* _WHAT THE TASK ASKS_:
Reproduce the data exactly.
# # #
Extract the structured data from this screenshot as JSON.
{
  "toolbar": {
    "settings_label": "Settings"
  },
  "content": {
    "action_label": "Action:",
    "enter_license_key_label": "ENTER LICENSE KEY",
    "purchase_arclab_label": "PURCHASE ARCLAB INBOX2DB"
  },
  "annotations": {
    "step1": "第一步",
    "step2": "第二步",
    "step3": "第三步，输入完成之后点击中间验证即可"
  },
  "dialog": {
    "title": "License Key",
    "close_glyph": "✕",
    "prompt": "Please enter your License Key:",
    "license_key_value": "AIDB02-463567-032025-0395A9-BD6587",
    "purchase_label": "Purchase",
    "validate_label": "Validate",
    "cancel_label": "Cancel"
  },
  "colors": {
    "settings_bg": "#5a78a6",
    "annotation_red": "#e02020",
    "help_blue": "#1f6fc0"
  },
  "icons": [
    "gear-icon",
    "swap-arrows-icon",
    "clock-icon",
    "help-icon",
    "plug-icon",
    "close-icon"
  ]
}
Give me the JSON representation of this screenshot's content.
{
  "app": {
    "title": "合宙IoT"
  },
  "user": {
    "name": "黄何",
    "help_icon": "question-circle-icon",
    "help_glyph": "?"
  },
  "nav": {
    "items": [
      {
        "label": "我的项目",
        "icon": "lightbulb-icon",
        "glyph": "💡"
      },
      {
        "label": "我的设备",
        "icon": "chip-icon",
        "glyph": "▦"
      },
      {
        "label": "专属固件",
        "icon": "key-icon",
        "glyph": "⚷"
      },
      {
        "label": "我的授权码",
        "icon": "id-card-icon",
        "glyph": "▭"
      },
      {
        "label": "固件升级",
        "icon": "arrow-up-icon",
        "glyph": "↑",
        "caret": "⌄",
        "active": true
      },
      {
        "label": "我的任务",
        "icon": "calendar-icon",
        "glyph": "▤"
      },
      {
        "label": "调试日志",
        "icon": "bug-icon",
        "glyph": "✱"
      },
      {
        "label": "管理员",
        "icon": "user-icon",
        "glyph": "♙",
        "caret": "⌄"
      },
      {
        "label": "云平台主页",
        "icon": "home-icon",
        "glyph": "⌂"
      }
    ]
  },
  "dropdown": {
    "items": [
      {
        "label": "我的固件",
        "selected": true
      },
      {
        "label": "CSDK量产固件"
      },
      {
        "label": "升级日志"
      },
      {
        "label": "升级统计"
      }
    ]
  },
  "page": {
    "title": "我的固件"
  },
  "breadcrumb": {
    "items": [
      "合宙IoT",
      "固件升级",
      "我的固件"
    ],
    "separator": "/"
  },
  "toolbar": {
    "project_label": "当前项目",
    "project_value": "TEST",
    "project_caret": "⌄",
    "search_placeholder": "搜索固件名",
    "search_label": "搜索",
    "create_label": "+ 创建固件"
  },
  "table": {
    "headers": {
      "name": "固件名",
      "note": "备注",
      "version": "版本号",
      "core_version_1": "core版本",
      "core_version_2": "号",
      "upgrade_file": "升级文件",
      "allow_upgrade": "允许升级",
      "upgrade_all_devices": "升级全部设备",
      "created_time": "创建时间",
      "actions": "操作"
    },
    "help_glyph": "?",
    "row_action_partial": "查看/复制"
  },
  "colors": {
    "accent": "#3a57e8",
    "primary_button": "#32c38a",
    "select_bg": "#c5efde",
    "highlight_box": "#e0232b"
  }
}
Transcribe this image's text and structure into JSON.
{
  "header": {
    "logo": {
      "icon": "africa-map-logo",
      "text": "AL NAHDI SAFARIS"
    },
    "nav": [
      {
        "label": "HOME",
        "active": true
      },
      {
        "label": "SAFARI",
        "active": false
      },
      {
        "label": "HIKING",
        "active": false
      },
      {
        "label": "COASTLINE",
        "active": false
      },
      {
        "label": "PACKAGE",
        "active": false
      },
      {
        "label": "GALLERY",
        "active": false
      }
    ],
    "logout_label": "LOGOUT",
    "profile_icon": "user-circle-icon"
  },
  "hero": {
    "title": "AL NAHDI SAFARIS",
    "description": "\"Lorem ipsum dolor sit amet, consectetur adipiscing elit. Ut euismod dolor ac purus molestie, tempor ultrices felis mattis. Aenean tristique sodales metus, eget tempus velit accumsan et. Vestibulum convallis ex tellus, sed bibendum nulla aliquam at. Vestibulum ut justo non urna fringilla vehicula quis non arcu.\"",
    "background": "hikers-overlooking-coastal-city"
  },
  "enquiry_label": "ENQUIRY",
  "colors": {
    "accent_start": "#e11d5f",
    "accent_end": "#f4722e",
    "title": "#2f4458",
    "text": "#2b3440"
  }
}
# # #
* _FINISHED EXERCISE_:
Extract the structured data from this screenshot as JSON.
{
  "toolbar": {
    "settings_label": "Settings"
  },
  "content": {
    "action_label": "Action:",
    "enter_license_key_label": "ENTER LICENSE KEY",
    "purchase_arclab_label": "PURCHASE ARCLAB INBOX2DB"
  },
  "annotations": {
    "step1": "第一步",
    "step2": "第二步",
    "step3": "第三步，输入完成之后点击中间验证即可"
  },
  "dialog": {
    "title": "License Key",
    "close_glyph": "✕",
    "prompt": "Please enter your License Key:",
    "license_key_value": "AIDB02-463567-032025-0395A9-BD6587",
    "purchase_label": "Purchase",
    "validate_label": "Validate",
    "cancel_label": "Cancel"
  },
  "colors": {
    "settings_bg": "#5a78a6",
    "annotation_red": "#e02020",
    "help_blue": "#1f6fc0"
  },
  "icons": [
    "gear-icon",
    "swap-arrows-icon",
    "clock-icon",
    "help-icon",
    "plug-icon",
    "close-icon"
  ]
}
Give me the JSON representation of this screenshot's content.
{
  "app": {
    "title": "合宙IoT"
  },
  "user": {
    "name": "黄何",
    "help_icon": "question-circle-icon",
    "help_glyph": "?"
  },
  "nav": {
    "items": [
      {
        "label": "我的项目",
        "icon": "lightbulb-icon",
        "glyph": "💡"
      },
      {
        "label": "我的设备",
        "icon": "chip-icon",
        "glyph": "▦"
      },
      {
        "label": "专属固件",
        "icon": "key-icon",
        "glyph": "⚷"
      },
      {
        "label": "我的授权码",
        "icon": "id-card-icon",
        "glyph": "▭"
      },
      {
        "label": "固件升级",
        "icon": "arrow-up-icon",
        "glyph": "↑",
        "caret": "⌄",
        "active": true
      },
      {
        "label": "我的任务",
        "icon": "calendar-icon",
        "glyph": "▤"
      },
      {
        "label": "调试日志",
        "icon": "bug-icon",
        "glyph": "✱"
      },
      {
        "label": "管理员",
        "icon": "user-icon",
        "glyph": "♙",
        "caret": "⌄"
      },
      {
        "label": "云平台主页",
        "icon": "home-icon",
        "glyph": "⌂"
      }
    ]
  },
  "dropdown": {
    "items": [
      {
        "label": "我的固件",
        "selected": true
      },
      {
        "label": "CSDK量产固件"
      },
      {
        "label": "升级日志"
      },
      {
        "label": "升级统计"
      }
    ]
  },
  "page": {
    "title": "我的固件"
  },
  "breadcrumb": {
    "items": [
      "合宙IoT",
      "固件升级",
      "我的固件"
    ],
    "separator": "/"
  },
  "toolbar": {
    "project_label": "当前项目",
    "project_value": "TEST",
    "project_caret": "⌄",
    "search_placeholder": "搜索固件名",
    "search_label": "搜索",
    "create_label": "+ 创建固件"
  },
  "table": {
    "headers": {
      "name": "固件名",
      "note": "备注",
      "version": "版本号",
      "core_version_1": "core版本",
      "core_version_2": "号",
      "upgrade_file": "升级文件",
      "allow_upgrade": "允许升级",
      "upgrade_all_devices": "升级全部设备",
      "created_time": "创建时间",
      "actions": "操作"
    },
    "help_glyph": "?",
    "row_action_partial": "查看/复制"
  },
  "colors": {
    "accent": "#3a57e8",
    "primary_button": "#32c38a",
    "select_bg": "#c5efde",
    "highlight_box": "#e0232b"
  }
}
Transcribe this image's text and structure into JSON.
{
  "header": {
    "logo": {
      "icon": "africa-map-logo",
      "text": "AL NAHDI SAFARIS"
    },
    "nav": [
      {
        "label": "HOME",
        "active": true
      },
      {
        "label": "SAFARI",
        "active": false
      },
      {
        "label": "HIKING",
        "active": false
      },
      {
        "label": "COASTLINE",
        "active": false
      },
      {
        "label": "PACKAGE",
        "active": false
      },
      {
        "label": "GALLERY",
        "active": false
      }
    ],
    "logout_label": "LOGOUT",
    "profile_icon": "user-circle-icon"
  },
  "hero": {
    "title": "AL NAHDI SAFARIS",
    "description": "\"Lorem ipsum dolor sit amet, consectetur adipiscing elit. Ut euismod dolor ac purus molestie, tempor ultrices felis mattis. Aenean tristique sodales metus, eget tempus velit accumsan et. Vestibulum convallis ex tellus, sed bibendum nulla aliquam at. Vestibulum ut justo non urna fringilla vehicula quis non arcu.\"",
    "background": "hikers-overlooking-coastal-city"
  },
  "enquiry_label": "ENQUIRY",
  "colors": {
    "accent_start": "#e11d5f",
    "accent_end": "#f4722e",
    "title": "#2f4458",
    "text": "#2b3440"
  }
}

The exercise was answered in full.